**What you need to do:** Please output every line of the material as it stands, without the pictures.

+++ Records for this exercise +++

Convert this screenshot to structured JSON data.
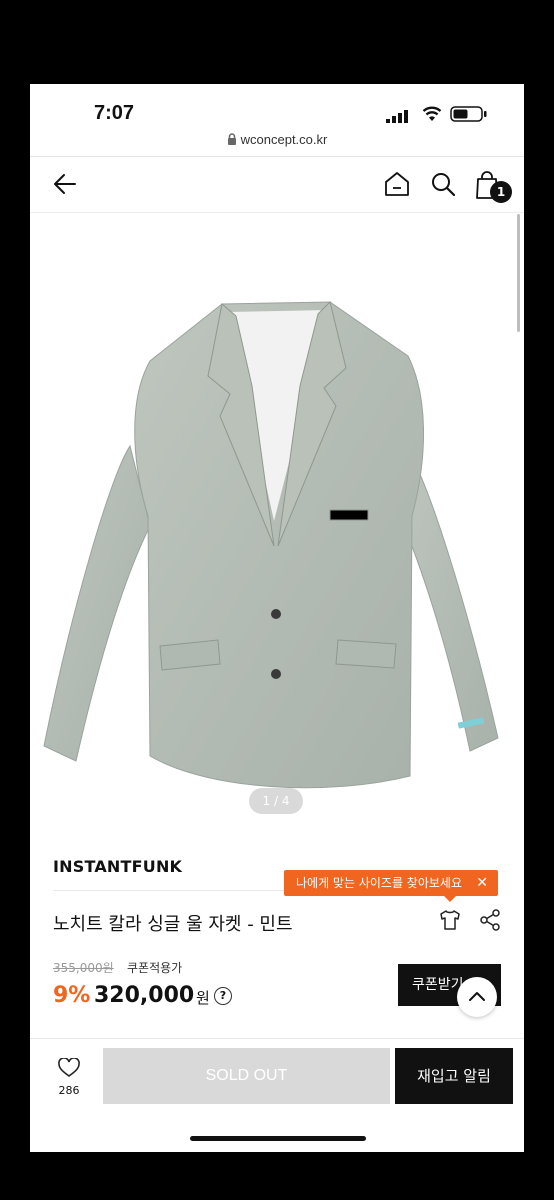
{
  "status_bar": {
    "time": "7:07"
  },
  "browser": {
    "url": "wconcept.co.kr"
  },
  "nav": {
    "cart_count": "1"
  },
  "gallery": {
    "pager": "1 / 4"
  },
  "product": {
    "brand": "INSTANTFUNK",
    "name": "노치트 칼라 싱글 울 자켓 - 민트",
    "size_tooltip": "나에게 맞는 사이즈를 찾아보세요",
    "original_price": "355,000원",
    "coupon_note": "쿠폰적용가",
    "discount": "9%",
    "price": "320,000",
    "currency": "원",
    "help": "?",
    "coupon_button": "쿠폰받기"
  },
  "bottom_bar": {
    "like_count": "286",
    "sold_out": "SOLD OUT",
    "restock": "재입고 알림"
  },
  "colors": {
    "accent": "#f0651f",
    "jacket": "#b4bdb5"
  }
}
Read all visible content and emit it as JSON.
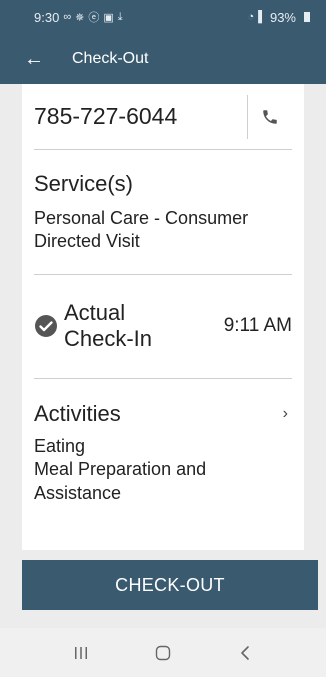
{
  "status_bar": {
    "time": "9:30",
    "notification_icons": [
      "voicemail-icon",
      "pinwheel-icon",
      "circle-e-icon",
      "image-icon",
      "download-icon"
    ],
    "battery_percent": "93%"
  },
  "app_bar": {
    "title": "Check-Out"
  },
  "contact": {
    "phone": "785-727-6044"
  },
  "services": {
    "title": "Service(s)",
    "value": "Personal Care - Consumer Directed Visit"
  },
  "check_in": {
    "label_line1": "Actual",
    "label_line2": "Check-In",
    "time": "9:11 AM"
  },
  "activities": {
    "title": "Activities",
    "items": [
      "Eating",
      "Meal Preparation and Assistance"
    ]
  },
  "actions": {
    "checkout_label": "CHECK-OUT"
  },
  "colors": {
    "primary": "#3a5a70",
    "check": "#555555"
  }
}
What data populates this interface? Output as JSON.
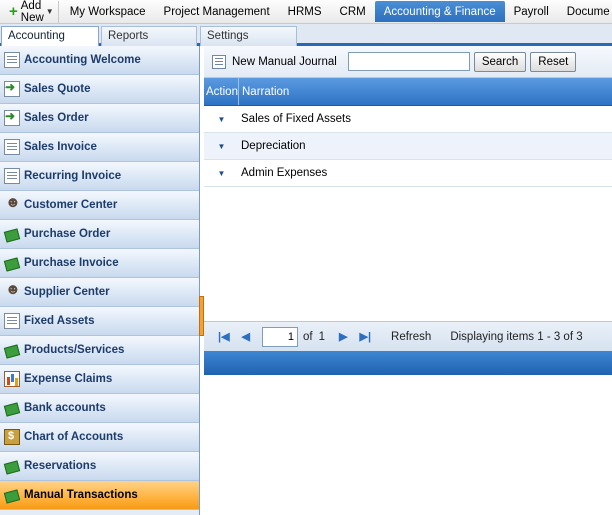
{
  "topbar": {
    "add_new": "Add New",
    "menus": [
      "My Workspace",
      "Project Management",
      "HRMS",
      "CRM",
      "Accounting & Finance",
      "Payroll",
      "Docume"
    ],
    "active_menu_index": 4
  },
  "tabs": [
    {
      "label": "Accounting",
      "active": true
    },
    {
      "label": "Reports",
      "active": false
    },
    {
      "label": "Settings",
      "active": false
    }
  ],
  "sidebar": {
    "items": [
      {
        "label": "Accounting Welcome",
        "icon": "document-icon"
      },
      {
        "label": "Sales Quote",
        "icon": "sales-quote-icon"
      },
      {
        "label": "Sales Order",
        "icon": "sales-order-icon"
      },
      {
        "label": "Sales Invoice",
        "icon": "invoice-icon"
      },
      {
        "label": "Recurring Invoice",
        "icon": "recurring-invoice-icon"
      },
      {
        "label": "Customer Center",
        "icon": "customer-center-icon"
      },
      {
        "label": "Purchase Order",
        "icon": "purchase-order-icon"
      },
      {
        "label": "Purchase Invoice",
        "icon": "purchase-invoice-icon"
      },
      {
        "label": "Supplier Center",
        "icon": "supplier-center-icon"
      },
      {
        "label": "Fixed Assets",
        "icon": "fixed-assets-icon"
      },
      {
        "label": "Products/Services",
        "icon": "products-services-icon"
      },
      {
        "label": "Expense Claims",
        "icon": "expense-claims-icon"
      },
      {
        "label": "Bank accounts",
        "icon": "bank-accounts-icon"
      },
      {
        "label": "Chart of Accounts",
        "icon": "chart-of-accounts-icon"
      },
      {
        "label": "Reservations",
        "icon": "reservations-icon"
      },
      {
        "label": "Manual Transactions",
        "icon": "manual-transactions-icon"
      }
    ],
    "active_index": 15
  },
  "toolbar": {
    "new_label": "New Manual Journal",
    "search_value": "",
    "search_button": "Search",
    "reset_button": "Reset"
  },
  "grid": {
    "columns": [
      "Action",
      "Narration"
    ],
    "rows": [
      {
        "narration": "Sales of Fixed Assets"
      },
      {
        "narration": "Depreciation"
      },
      {
        "narration": "Admin Expenses"
      }
    ]
  },
  "pager": {
    "page": "1",
    "of_label": "of",
    "total_pages": "1",
    "refresh_label": "Refresh",
    "display_text": "Displaying items 1 - 3 of 3"
  },
  "colors": {
    "accent_blue": "#2d73c4",
    "active_orange": "#ffb545",
    "sidebar_text": "#1d3c6b"
  }
}
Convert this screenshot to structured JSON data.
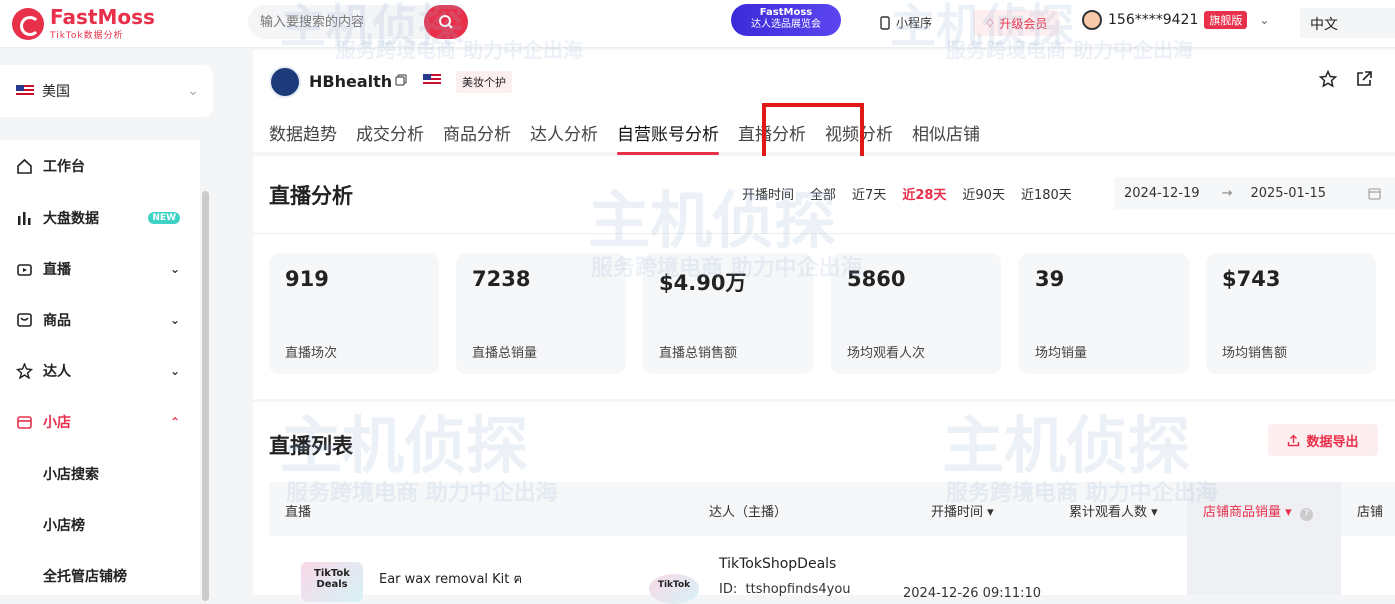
{
  "topbar": {
    "brand_name": "FastMoss",
    "brand_sub": "TikTok数据分析",
    "search_placeholder": "输入要搜索的内容",
    "promo_line1": "FastMoss",
    "promo_line2": "达人选品展览会",
    "mini_program": "小程序",
    "upgrade": "升级会员",
    "user_phone": "156****9421",
    "user_badge": "旗舰版",
    "language": "中文"
  },
  "sidebar": {
    "region": "美国",
    "items": [
      {
        "label": "工作台",
        "icon": "home-icon"
      },
      {
        "label": "大盘数据",
        "icon": "bar-chart-icon",
        "badge": "NEW"
      },
      {
        "label": "直播",
        "icon": "live-icon"
      },
      {
        "label": "商品",
        "icon": "product-icon"
      },
      {
        "label": "达人",
        "icon": "influencer-icon"
      },
      {
        "label": "小店",
        "icon": "shop-icon"
      }
    ],
    "sub_items": [
      "小店搜索",
      "小店榜",
      "全托管店铺榜"
    ]
  },
  "shop": {
    "name": "HBhealth",
    "category": "美妆个护",
    "tabs": [
      "数据趋势",
      "成交分析",
      "商品分析",
      "达人分析",
      "自营账号分析",
      "直播分析",
      "视频分析",
      "相似店铺"
    ],
    "active_tab": "自营账号分析"
  },
  "overview": {
    "title": "直播分析",
    "range_label": "开播时间",
    "ranges": [
      "全部",
      "近7天",
      "近28天",
      "近90天",
      "近180天"
    ],
    "active_range": "近28天",
    "start_date": "2024-12-19",
    "arrow": "→",
    "end_date": "2025-01-15",
    "stats": [
      {
        "value": "919",
        "label": "直播场次"
      },
      {
        "value": "7238",
        "label": "直播总销量"
      },
      {
        "value": "$4.90万",
        "label": "直播总销售额"
      },
      {
        "value": "5860",
        "label": "场均观看人次"
      },
      {
        "value": "39",
        "label": "场均销量"
      },
      {
        "value": "$743",
        "label": "场均销售额"
      }
    ]
  },
  "live_list": {
    "title": "直播列表",
    "export": "数据导出",
    "headers": [
      "直播",
      "达人（主播）",
      "开播时间",
      "累计观看人数",
      "店铺商品销量",
      "店铺"
    ],
    "row": {
      "thumb_text": "TikTok Deals",
      "title": "Ear wax removal Kit ฅ",
      "creator_name": "TikTokShopDeals",
      "creator_id_label": "ID:",
      "creator_id": "ttshopfinds4you",
      "start_time": "2024-12-26 09:11:10"
    }
  },
  "watermark": {
    "brand": "主机侦探",
    "slogan": "服务跨境电商 助力中企出海"
  }
}
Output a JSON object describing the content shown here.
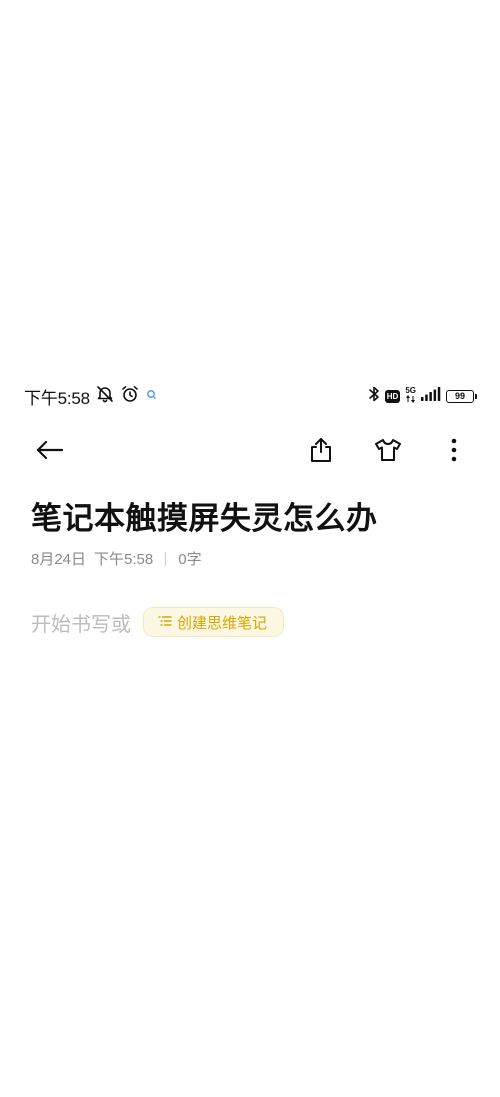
{
  "status_bar": {
    "time": "下午5:58",
    "network": "5G",
    "hd": "HD",
    "battery": "99"
  },
  "toolbar": {
    "icons": [
      "back-arrow-icon",
      "share-icon",
      "theme-shirt-icon",
      "more-vertical-icon"
    ]
  },
  "note": {
    "title": "笔记本触摸屏失灵怎么办",
    "date": "8月24日",
    "time": "下午5:58",
    "word_count": "0字",
    "placeholder": "开始书写或",
    "mindmap_button": "创建思维笔记"
  },
  "colors": {
    "accent": "#d9a600",
    "accent_bg": "#fdf8e4",
    "meta_text": "#8a8a8a",
    "placeholder_text": "#bdbdbd"
  }
}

+++

**Output:**
Convert this screenshot to structured JSON data.
{
  "status_bar": {
    "time": "7:07"
  },
  "browser": {
    "url": "wconcept.co.kr"
  },
  "nav": {
    "cart_count": "1"
  },
  "gallery": {
    "pager": "1 / 4"
  },
  "product": {
    "brand": "INSTANTFUNK",
    "name": "노치트 칼라 싱글 울 자켓 - 민트",
    "size_tooltip": "나에게 맞는 사이즈를 찾아보세요",
    "original_price": "355,000원",
    "coupon_note": "쿠폰적용가",
    "discount": "9%",
    "price": "320,000",
    "currency": "원",
    "help": "?",
    "coupon_button": "쿠폰받기"
  },
  "bottom_bar": {
    "like_count": "286",
    "sold_out": "SOLD OUT",
    "restock": "재입고 알림"
  },
  "colors": {
    "accent": "#f0651f",
    "jacket": "#b4bdb5"
  }
}
Read all visible content and emit it as JSON.
{
  "status_bar": {
    "time": "9:30",
    "notification_icons": [
      "voicemail-icon",
      "pinwheel-icon",
      "circle-e-icon",
      "image-icon",
      "download-icon"
    ],
    "battery_percent": "93%"
  },
  "app_bar": {
    "title": "Check-Out"
  },
  "contact": {
    "phone": "785-727-6044"
  },
  "services": {
    "title": "Service(s)",
    "value": "Personal Care - Consumer Directed Visit"
  },
  "check_in": {
    "label_line1": "Actual",
    "label_line2": "Check-In",
    "time": "9:11 AM"
  },
  "activities": {
    "title": "Activities",
    "items": [
      "Eating",
      "Meal Preparation and Assistance"
    ]
  },
  "actions": {
    "checkout_label": "CHECK-OUT"
  },
  "colors": {
    "primary": "#3a5a70",
    "check": "#555555"
  }
}
What data populates this interface? Output as JSON.
{
  "topbar": {
    "add_new": "Add New",
    "menus": [
      "My Workspace",
      "Project Management",
      "HRMS",
      "CRM",
      "Accounting & Finance",
      "Payroll",
      "Docume"
    ],
    "active_menu_index": 4
  },
  "tabs": [
    {
      "label": "Accounting",
      "active": true
    },
    {
      "label": "Reports",
      "active": false
    },
    {
      "label": "Settings",
      "active": false
    }
  ],
  "sidebar": {
    "items": [
      {
        "label": "Accounting Welcome",
        "icon": "document-icon"
      },
      {
        "label": "Sales Quote",
        "icon": "sales-quote-icon"
      },
      {
        "label": "Sales Order",
        "icon": "sales-order-icon"
      },
      {
        "label": "Sales Invoice",
        "icon": "invoice-icon"
      },
      {
        "label": "Recurring Invoice",
        "icon": "recurring-invoice-icon"
      },
      {
        "label": "Customer Center",
        "icon": "customer-center-icon"
      },
      {
        "label": "Purchase Order",
        "icon": "purchase-order-icon"
      },
      {
        "label": "Purchase Invoice",
        "icon": "purchase-invoice-icon"
      },
      {
        "label": "Supplier Center",
        "icon": "supplier-center-icon"
      },
      {
        "label": "Fixed Assets",
        "icon": "fixed-assets-icon"
      },
      {
        "label": "Products/Services",
        "icon": "products-services-icon"
      },
      {
        "label": "Expense Claims",
        "icon": "expense-claims-icon"
      },
      {
        "label": "Bank accounts",
        "icon": "bank-accounts-icon"
      },
      {
        "label": "Chart of Accounts",
        "icon": "chart-of-accounts-icon"
      },
      {
        "label": "Reservations",
        "icon": "reservations-icon"
      },
      {
        "label": "Manual Transactions",
        "icon": "manual-transactions-icon"
      }
    ],
    "active_index": 15
  },
  "toolbar": {
    "new_label": "New Manual Journal",
    "search_value": "",
    "search_button": "Search",
    "reset_button": "Reset"
  },
  "grid": {
    "columns": [
      "Action",
      "Narration"
    ],
    "rows": [
      {
        "narration": "Sales of Fixed Assets"
      },
      {
        "narration": "Depreciation"
      },
      {
        "narration": "Admin Expenses"
      }
    ]
  },
  "pager": {
    "page": "1",
    "of_label": "of",
    "total_pages": "1",
    "refresh_label": "Refresh",
    "display_text": "Displaying items 1 - 3 of 3"
  },
  "colors": {
    "accent_blue": "#2d73c4",
    "active_orange": "#ffb545",
    "sidebar_text": "#1d3c6b"
  }
}
Convert this screenshot to structured JSON data.
{
  "topbar": {
    "brand_name": "FastMoss",
    "brand_sub": "TikTok数据分析",
    "search_placeholder": "输入要搜索的内容",
    "promo_line1": "FastMoss",
    "promo_line2": "达人选品展览会",
    "mini_program": "小程序",
    "upgrade": "升级会员",
    "user_phone": "156****9421",
    "user_badge": "旗舰版",
    "language": "中文"
  },
  "sidebar": {
    "region": "美国",
    "items": [
      {
        "label": "工作台",
        "icon": "home-icon"
      },
      {
        "label": "大盘数据",
        "icon": "bar-chart-icon",
        "badge": "NEW"
      },
      {
        "label": "直播",
        "icon": "live-icon"
      },
      {
        "label": "商品",
        "icon": "product-icon"
      },
      {
        "label": "达人",
        "icon": "influencer-icon"
      },
      {
        "label": "小店",
        "icon": "shop-icon"
      }
    ],
    "sub_items": [
      "小店搜索",
      "小店榜",
      "全托管店铺榜"
    ]
  },
  "shop": {
    "name": "HBhealth",
    "category": "美妆个护",
    "tabs": [
      "数据趋势",
      "成交分析",
      "商品分析",
      "达人分析",
      "自营账号分析",
      "直播分析",
      "视频分析",
      "相似店铺"
    ],
    "active_tab": "自营账号分析"
  },
  "overview": {
    "title": "直播分析",
    "range_label": "开播时间",
    "ranges": [
      "全部",
      "近7天",
      "近28天",
      "近90天",
      "近180天"
    ],
    "active_range": "近28天",
    "start_date": "2024-12-19",
    "arrow": "→",
    "end_date": "2025-01-15",
    "stats": [
      {
        "value": "919",
        "label": "直播场次"
      },
      {
        "value": "7238",
        "label": "直播总销量"
      },
      {
        "value": "$4.90万",
        "label": "直播总销售额"
      },
      {
        "value": "5860",
        "label": "场均观看人次"
      },
      {
        "value": "39",
        "label": "场均销量"
      },
      {
        "value": "$743",
        "label": "场均销售额"
      }
    ]
  },
  "live_list": {
    "title": "直播列表",
    "export": "数据导出",
    "headers": [
      "直播",
      "达人（主播）",
      "开播时间",
      "累计观看人数",
      "店铺商品销量",
      "店铺"
    ],
    "row": {
      "thumb_text": "TikTok Deals",
      "title": "Ear wax removal Kit ฅ",
      "creator_name": "TikTokShopDeals",
      "creator_id_label": "ID:",
      "creator_id": "ttshopfinds4you",
      "start_time": "2024-12-26 09:11:10"
    }
  },
  "watermark": {
    "brand": "主机侦探",
    "slogan": "服务跨境电商 助力中企出海"
  }
}
Output a JSON object describing the content shown here.
{
  "status_bar": {
    "time": "下午5:58",
    "network": "5G",
    "hd": "HD",
    "battery": "99"
  },
  "toolbar": {
    "icons": [
      "back-arrow-icon",
      "share-icon",
      "theme-shirt-icon",
      "more-vertical-icon"
    ]
  },
  "note": {
    "title": "笔记本触摸屏失灵怎么办",
    "date": "8月24日",
    "time": "下午5:58",
    "word_count": "0字",
    "placeholder": "开始书写或",
    "mindmap_button": "创建思维笔记"
  },
  "colors": {
    "accent": "#d9a600",
    "accent_bg": "#fdf8e4",
    "meta_text": "#8a8a8a",
    "placeholder_text": "#bdbdbd"
  }
}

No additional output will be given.